Stored items from a collection
>>>>>

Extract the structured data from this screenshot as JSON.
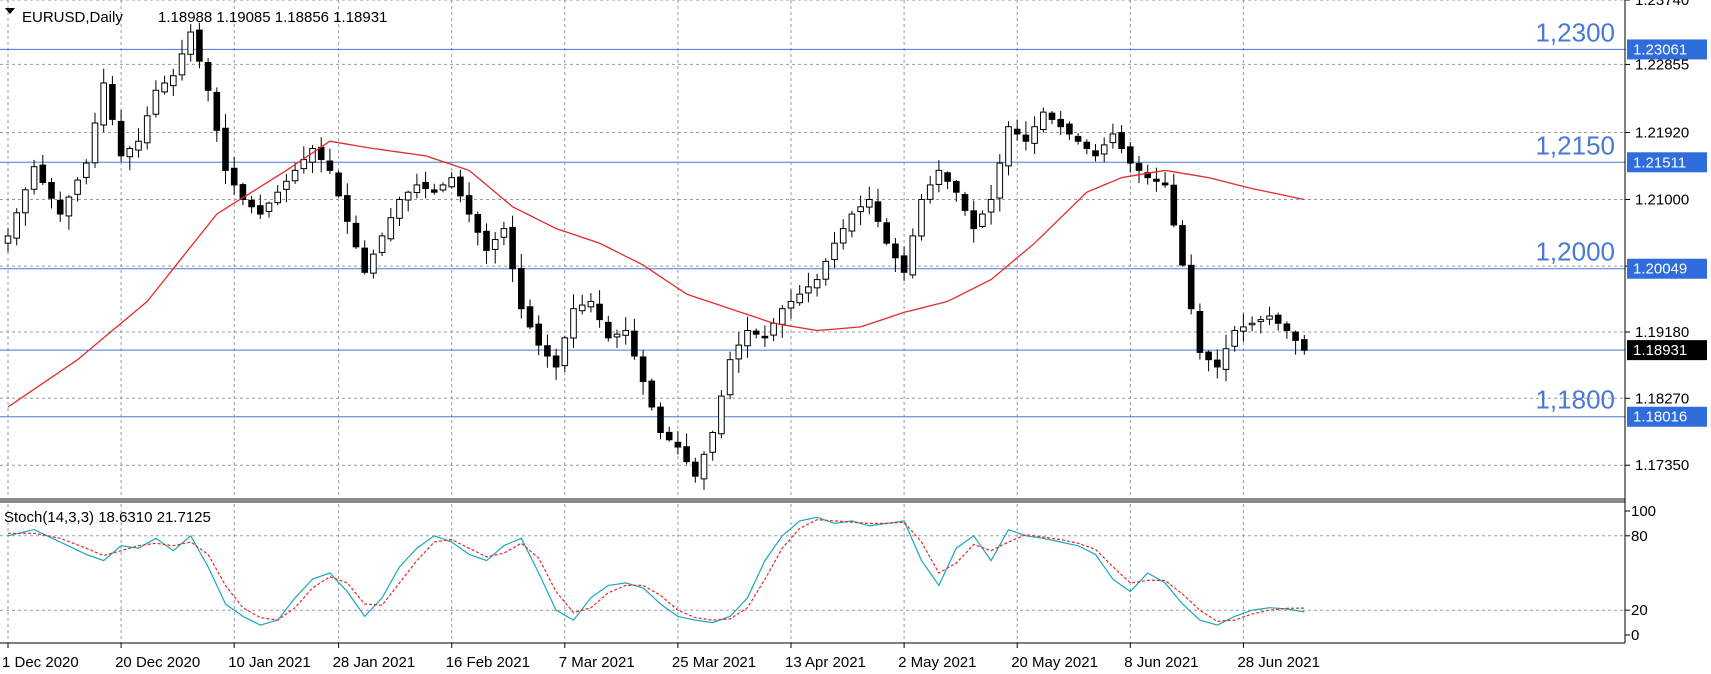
{
  "chart_data": {
    "type": "candlestick",
    "symbol": "EURUSD,Daily",
    "ohlc_text": "1.18988 1.19085 1.18856 1.18931",
    "price_ylim": [
      1.169,
      1.2374
    ],
    "price_ticks": [
      "1.23740",
      "1.22855",
      "1.21920",
      "1.21000",
      "1.20085",
      "1.19180",
      "1.18270",
      "1.17350"
    ],
    "date_labels": [
      {
        "index": 0,
        "label": "1 Dec 2020"
      },
      {
        "index": 13,
        "label": "20 Dec 2020"
      },
      {
        "index": 26,
        "label": "10 Jan 2021"
      },
      {
        "index": 38,
        "label": "28 Jan 2021"
      },
      {
        "index": 51,
        "label": "16 Feb 2021"
      },
      {
        "index": 64,
        "label": "7 Mar 2021"
      },
      {
        "index": 77,
        "label": "25 Mar 2021"
      },
      {
        "index": 90,
        "label": "13 Apr 2021"
      },
      {
        "index": 103,
        "label": "2 May 2021"
      },
      {
        "index": 116,
        "label": "20 May 2021"
      },
      {
        "index": 129,
        "label": "8 Jun 2021"
      },
      {
        "index": 142,
        "label": "28 Jun 2021"
      }
    ],
    "levels": [
      {
        "label": "1,2300",
        "tag": "1.23061",
        "price": 1.23061
      },
      {
        "label": "1,2150",
        "tag": "1.21511",
        "price": 1.21511
      },
      {
        "label": "1,2000",
        "tag": "1.20049",
        "price": 1.20049
      },
      {
        "label": "1,1800",
        "tag": "1.18016",
        "price": 1.18016
      }
    ],
    "current_price": {
      "tag": "1.18931",
      "price": 1.18931
    },
    "close_keypoints": [
      [
        0,
        1.205
      ],
      [
        3,
        1.2145
      ],
      [
        6,
        1.208
      ],
      [
        9,
        1.215
      ],
      [
        11,
        1.226
      ],
      [
        13,
        1.216
      ],
      [
        15,
        1.218
      ],
      [
        17,
        1.225
      ],
      [
        19,
        1.227
      ],
      [
        21,
        1.233
      ],
      [
        23,
        1.225
      ],
      [
        25,
        1.214
      ],
      [
        27,
        1.21
      ],
      [
        29,
        1.208
      ],
      [
        31,
        1.211
      ],
      [
        33,
        1.214
      ],
      [
        35,
        1.217
      ],
      [
        37,
        1.214
      ],
      [
        39,
        1.207
      ],
      [
        41,
        1.2
      ],
      [
        43,
        1.205
      ],
      [
        45,
        1.21
      ],
      [
        47,
        1.212
      ],
      [
        49,
        1.211
      ],
      [
        51,
        1.213
      ],
      [
        53,
        1.208
      ],
      [
        55,
        1.203
      ],
      [
        57,
        1.206
      ],
      [
        59,
        1.195
      ],
      [
        61,
        1.19
      ],
      [
        63,
        1.187
      ],
      [
        65,
        1.195
      ],
      [
        67,
        1.196
      ],
      [
        69,
        1.191
      ],
      [
        71,
        1.192
      ],
      [
        73,
        1.185
      ],
      [
        75,
        1.178
      ],
      [
        77,
        1.176
      ],
      [
        79,
        1.172
      ],
      [
        81,
        1.178
      ],
      [
        83,
        1.188
      ],
      [
        85,
        1.192
      ],
      [
        87,
        1.191
      ],
      [
        89,
        1.195
      ],
      [
        91,
        1.197
      ],
      [
        93,
        1.199
      ],
      [
        95,
        1.204
      ],
      [
        97,
        1.208
      ],
      [
        99,
        1.21
      ],
      [
        101,
        1.204
      ],
      [
        103,
        1.2
      ],
      [
        105,
        1.21
      ],
      [
        107,
        1.214
      ],
      [
        109,
        1.211
      ],
      [
        111,
        1.206
      ],
      [
        113,
        1.21
      ],
      [
        115,
        1.22
      ],
      [
        117,
        1.218
      ],
      [
        119,
        1.222
      ],
      [
        121,
        1.22
      ],
      [
        123,
        1.218
      ],
      [
        125,
        1.216
      ],
      [
        127,
        1.219
      ],
      [
        129,
        1.215
      ],
      [
        131,
        1.213
      ],
      [
        133,
        1.212
      ],
      [
        135,
        1.201
      ],
      [
        137,
        1.189
      ],
      [
        139,
        1.187
      ],
      [
        141,
        1.192
      ],
      [
        143,
        1.193
      ],
      [
        145,
        1.194
      ],
      [
        147,
        1.192
      ],
      [
        149,
        1.1893
      ]
    ],
    "ma_keypoints": [
      [
        0,
        1.1815
      ],
      [
        8,
        1.188
      ],
      [
        16,
        1.196
      ],
      [
        24,
        1.208
      ],
      [
        32,
        1.214
      ],
      [
        37,
        1.218
      ],
      [
        42,
        1.217
      ],
      [
        48,
        1.216
      ],
      [
        53,
        1.214
      ],
      [
        58,
        1.209
      ],
      [
        63,
        1.206
      ],
      [
        68,
        1.204
      ],
      [
        73,
        1.201
      ],
      [
        78,
        1.197
      ],
      [
        83,
        1.195
      ],
      [
        88,
        1.193
      ],
      [
        93,
        1.192
      ],
      [
        98,
        1.1925
      ],
      [
        103,
        1.1945
      ],
      [
        108,
        1.196
      ],
      [
        113,
        1.199
      ],
      [
        118,
        1.204
      ],
      [
        124,
        1.211
      ],
      [
        128,
        1.213
      ],
      [
        133,
        1.214
      ],
      [
        138,
        1.213
      ],
      [
        143,
        1.2115
      ],
      [
        149,
        1.21
      ]
    ],
    "stoch": {
      "label": "Stoch(14,3,3) 18.6310 21.7125",
      "ylim": [
        0,
        100
      ],
      "ticks": [
        "100",
        "80",
        "20",
        "0"
      ],
      "k_keypoints": [
        [
          0,
          80
        ],
        [
          3,
          85
        ],
        [
          6,
          75
        ],
        [
          9,
          65
        ],
        [
          11,
          60
        ],
        [
          13,
          72
        ],
        [
          15,
          70
        ],
        [
          17,
          78
        ],
        [
          19,
          68
        ],
        [
          21,
          80
        ],
        [
          23,
          55
        ],
        [
          25,
          25
        ],
        [
          27,
          15
        ],
        [
          29,
          8
        ],
        [
          31,
          12
        ],
        [
          33,
          30
        ],
        [
          35,
          45
        ],
        [
          37,
          50
        ],
        [
          39,
          35
        ],
        [
          41,
          15
        ],
        [
          43,
          30
        ],
        [
          45,
          55
        ],
        [
          47,
          70
        ],
        [
          49,
          80
        ],
        [
          51,
          75
        ],
        [
          53,
          65
        ],
        [
          55,
          60
        ],
        [
          57,
          72
        ],
        [
          59,
          78
        ],
        [
          61,
          50
        ],
        [
          63,
          20
        ],
        [
          65,
          12
        ],
        [
          67,
          30
        ],
        [
          69,
          40
        ],
        [
          71,
          42
        ],
        [
          73,
          38
        ],
        [
          75,
          25
        ],
        [
          77,
          15
        ],
        [
          79,
          12
        ],
        [
          81,
          10
        ],
        [
          83,
          15
        ],
        [
          85,
          30
        ],
        [
          87,
          60
        ],
        [
          89,
          80
        ],
        [
          91,
          92
        ],
        [
          93,
          95
        ],
        [
          95,
          90
        ],
        [
          97,
          92
        ],
        [
          99,
          88
        ],
        [
          101,
          90
        ],
        [
          103,
          92
        ],
        [
          105,
          60
        ],
        [
          107,
          40
        ],
        [
          109,
          70
        ],
        [
          111,
          80
        ],
        [
          113,
          60
        ],
        [
          115,
          85
        ],
        [
          117,
          80
        ],
        [
          119,
          78
        ],
        [
          121,
          75
        ],
        [
          123,
          72
        ],
        [
          125,
          65
        ],
        [
          127,
          45
        ],
        [
          129,
          35
        ],
        [
          131,
          50
        ],
        [
          133,
          42
        ],
        [
          135,
          25
        ],
        [
          137,
          12
        ],
        [
          139,
          8
        ],
        [
          141,
          15
        ],
        [
          143,
          20
        ],
        [
          145,
          22
        ],
        [
          147,
          21
        ],
        [
          149,
          18.6
        ]
      ],
      "d_keypoints": [
        [
          0,
          82
        ],
        [
          3,
          82
        ],
        [
          6,
          78
        ],
        [
          9,
          70
        ],
        [
          11,
          64
        ],
        [
          13,
          68
        ],
        [
          15,
          72
        ],
        [
          17,
          74
        ],
        [
          19,
          72
        ],
        [
          21,
          75
        ],
        [
          23,
          65
        ],
        [
          25,
          40
        ],
        [
          27,
          22
        ],
        [
          29,
          14
        ],
        [
          31,
          12
        ],
        [
          33,
          22
        ],
        [
          35,
          38
        ],
        [
          37,
          47
        ],
        [
          39,
          42
        ],
        [
          41,
          25
        ],
        [
          43,
          24
        ],
        [
          45,
          42
        ],
        [
          47,
          60
        ],
        [
          49,
          75
        ],
        [
          51,
          77
        ],
        [
          53,
          70
        ],
        [
          55,
          63
        ],
        [
          57,
          66
        ],
        [
          59,
          74
        ],
        [
          61,
          62
        ],
        [
          63,
          35
        ],
        [
          65,
          18
        ],
        [
          67,
          22
        ],
        [
          69,
          34
        ],
        [
          71,
          40
        ],
        [
          73,
          40
        ],
        [
          75,
          32
        ],
        [
          77,
          20
        ],
        [
          79,
          14
        ],
        [
          81,
          12
        ],
        [
          83,
          13
        ],
        [
          85,
          22
        ],
        [
          87,
          45
        ],
        [
          89,
          70
        ],
        [
          91,
          86
        ],
        [
          93,
          93
        ],
        [
          95,
          92
        ],
        [
          97,
          91
        ],
        [
          99,
          90
        ],
        [
          101,
          90
        ],
        [
          103,
          91
        ],
        [
          105,
          75
        ],
        [
          107,
          50
        ],
        [
          109,
          58
        ],
        [
          111,
          73
        ],
        [
          113,
          68
        ],
        [
          115,
          75
        ],
        [
          117,
          81
        ],
        [
          119,
          79
        ],
        [
          121,
          77
        ],
        [
          123,
          74
        ],
        [
          125,
          69
        ],
        [
          127,
          55
        ],
        [
          129,
          42
        ],
        [
          131,
          44
        ],
        [
          133,
          44
        ],
        [
          135,
          33
        ],
        [
          137,
          20
        ],
        [
          139,
          11
        ],
        [
          141,
          12
        ],
        [
          143,
          17
        ],
        [
          145,
          20
        ],
        [
          147,
          21.5
        ],
        [
          149,
          21.7
        ]
      ]
    },
    "colors": {
      "grid": "#9a9a9a",
      "ma": "#e22b2b",
      "level_line": "#4a78d6",
      "level_tag": "#2f6cdc",
      "current_tag": "#000000",
      "stoch_k": "#1aa8b8",
      "stoch_d": "#e22b2b"
    }
  }
}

<<<<<

Problem description
Show each line holding the word "index".

Finished exercise
        "index": 0,
        "index": 13,
        "index": 26,
        "index": 38,
        "index": 51,
        "index": 64,
        "index": 77,
        "index": 90,
        "index": 103,
        "index": 116,
        "index": 129,
        "index": 142,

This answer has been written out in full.